> _BRIEF_
Skip all pictures, then print the remaining material exactly.

> _DATA FOR THE TASK_
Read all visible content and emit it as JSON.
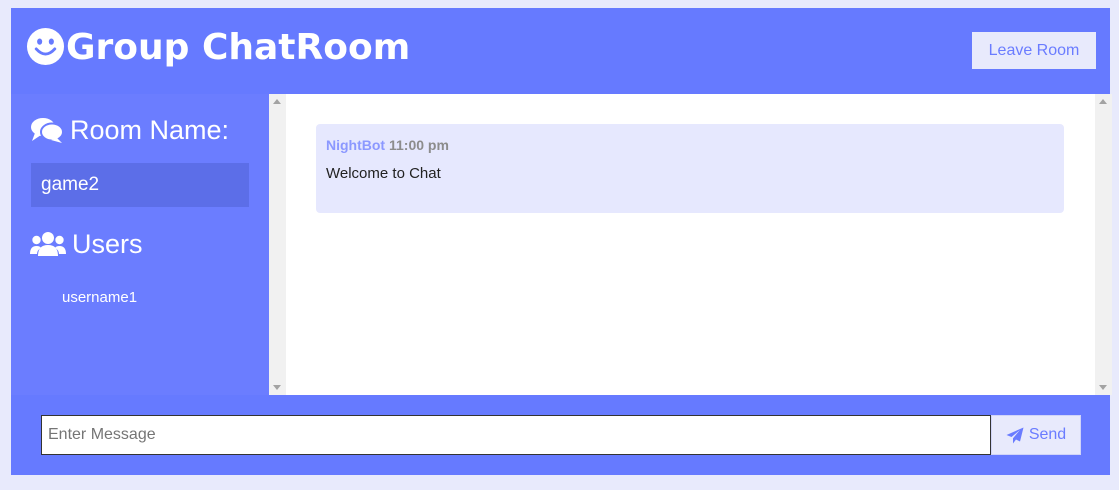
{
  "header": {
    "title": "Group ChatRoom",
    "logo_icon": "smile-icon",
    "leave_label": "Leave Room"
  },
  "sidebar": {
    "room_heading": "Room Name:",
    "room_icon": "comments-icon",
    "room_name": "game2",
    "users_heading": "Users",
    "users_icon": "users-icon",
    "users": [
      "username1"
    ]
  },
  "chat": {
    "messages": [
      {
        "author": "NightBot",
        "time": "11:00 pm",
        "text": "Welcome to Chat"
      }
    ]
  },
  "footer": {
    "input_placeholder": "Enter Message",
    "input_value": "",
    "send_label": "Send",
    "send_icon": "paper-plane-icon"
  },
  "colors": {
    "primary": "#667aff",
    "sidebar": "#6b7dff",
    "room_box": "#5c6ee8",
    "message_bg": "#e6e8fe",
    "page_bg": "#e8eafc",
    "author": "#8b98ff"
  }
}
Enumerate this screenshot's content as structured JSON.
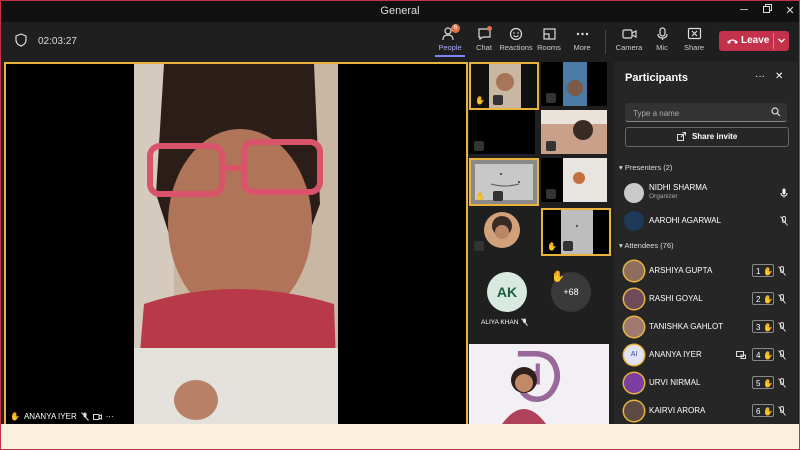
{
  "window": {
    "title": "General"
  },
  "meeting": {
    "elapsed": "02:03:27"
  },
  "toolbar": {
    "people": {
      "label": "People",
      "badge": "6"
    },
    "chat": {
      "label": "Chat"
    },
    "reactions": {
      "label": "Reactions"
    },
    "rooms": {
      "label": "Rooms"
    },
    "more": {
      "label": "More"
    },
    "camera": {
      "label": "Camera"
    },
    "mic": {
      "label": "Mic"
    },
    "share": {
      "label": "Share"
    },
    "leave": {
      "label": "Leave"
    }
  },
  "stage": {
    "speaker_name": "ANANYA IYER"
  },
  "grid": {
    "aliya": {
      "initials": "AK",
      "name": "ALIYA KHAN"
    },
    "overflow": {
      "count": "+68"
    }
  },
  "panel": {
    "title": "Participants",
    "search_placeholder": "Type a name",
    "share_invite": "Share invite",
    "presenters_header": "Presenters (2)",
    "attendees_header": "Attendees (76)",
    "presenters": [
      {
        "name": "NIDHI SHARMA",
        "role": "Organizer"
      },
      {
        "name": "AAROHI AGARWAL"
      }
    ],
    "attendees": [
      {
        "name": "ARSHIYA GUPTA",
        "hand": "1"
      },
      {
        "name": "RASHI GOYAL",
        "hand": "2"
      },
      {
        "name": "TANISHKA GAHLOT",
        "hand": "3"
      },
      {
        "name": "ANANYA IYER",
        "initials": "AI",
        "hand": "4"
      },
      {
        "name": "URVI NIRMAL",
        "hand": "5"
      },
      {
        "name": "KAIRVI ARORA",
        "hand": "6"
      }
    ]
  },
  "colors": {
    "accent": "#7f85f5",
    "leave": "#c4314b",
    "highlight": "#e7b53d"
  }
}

> _RESULT_
Read all visible content and emit it as JSON.
{
  "header": {
    "title": "Group ChatRoom",
    "logo_icon": "smile-icon",
    "leave_label": "Leave Room"
  },
  "sidebar": {
    "room_heading": "Room Name:",
    "room_icon": "comments-icon",
    "room_name": "game2",
    "users_heading": "Users",
    "users_icon": "users-icon",
    "users": [
      "username1"
    ]
  },
  "chat": {
    "messages": [
      {
        "author": "NightBot",
        "time": "11:00 pm",
        "text": "Welcome to Chat"
      }
    ]
  },
  "footer": {
    "input_placeholder": "Enter Message",
    "input_value": "",
    "send_label": "Send",
    "send_icon": "paper-plane-icon"
  },
  "colors": {
    "primary": "#667aff",
    "sidebar": "#6b7dff",
    "room_box": "#5c6ee8",
    "message_bg": "#e6e8fe",
    "page_bg": "#e8eafc",
    "author": "#8b98ff"
  }
}
Enumerate this screenshot's content as structured JSON.
{
  "window": {
    "title": "General"
  },
  "meeting": {
    "elapsed": "02:03:27"
  },
  "toolbar": {
    "people": {
      "label": "People",
      "badge": "6"
    },
    "chat": {
      "label": "Chat"
    },
    "reactions": {
      "label": "Reactions"
    },
    "rooms": {
      "label": "Rooms"
    },
    "more": {
      "label": "More"
    },
    "camera": {
      "label": "Camera"
    },
    "mic": {
      "label": "Mic"
    },
    "share": {
      "label": "Share"
    },
    "leave": {
      "label": "Leave"
    }
  },
  "stage": {
    "speaker_name": "ANANYA IYER"
  },
  "grid": {
    "aliya": {
      "initials": "AK",
      "name": "ALIYA KHAN"
    },
    "overflow": {
      "count": "+68"
    }
  },
  "panel": {
    "title": "Participants",
    "search_placeholder": "Type a name",
    "share_invite": "Share invite",
    "presenters_header": "Presenters (2)",
    "attendees_header": "Attendees (76)",
    "presenters": [
      {
        "name": "NIDHI SHARMA",
        "role": "Organizer"
      },
      {
        "name": "AAROHI AGARWAL"
      }
    ],
    "attendees": [
      {
        "name": "ARSHIYA GUPTA",
        "hand": "1"
      },
      {
        "name": "RASHI GOYAL",
        "hand": "2"
      },
      {
        "name": "TANISHKA GAHLOT",
        "hand": "3"
      },
      {
        "name": "ANANYA IYER",
        "initials": "AI",
        "hand": "4"
      },
      {
        "name": "URVI NIRMAL",
        "hand": "5"
      },
      {
        "name": "KAIRVI ARORA",
        "hand": "6"
      }
    ]
  },
  "colors": {
    "accent": "#7f85f5",
    "leave": "#c4314b",
    "highlight": "#e7b53d"
  }
}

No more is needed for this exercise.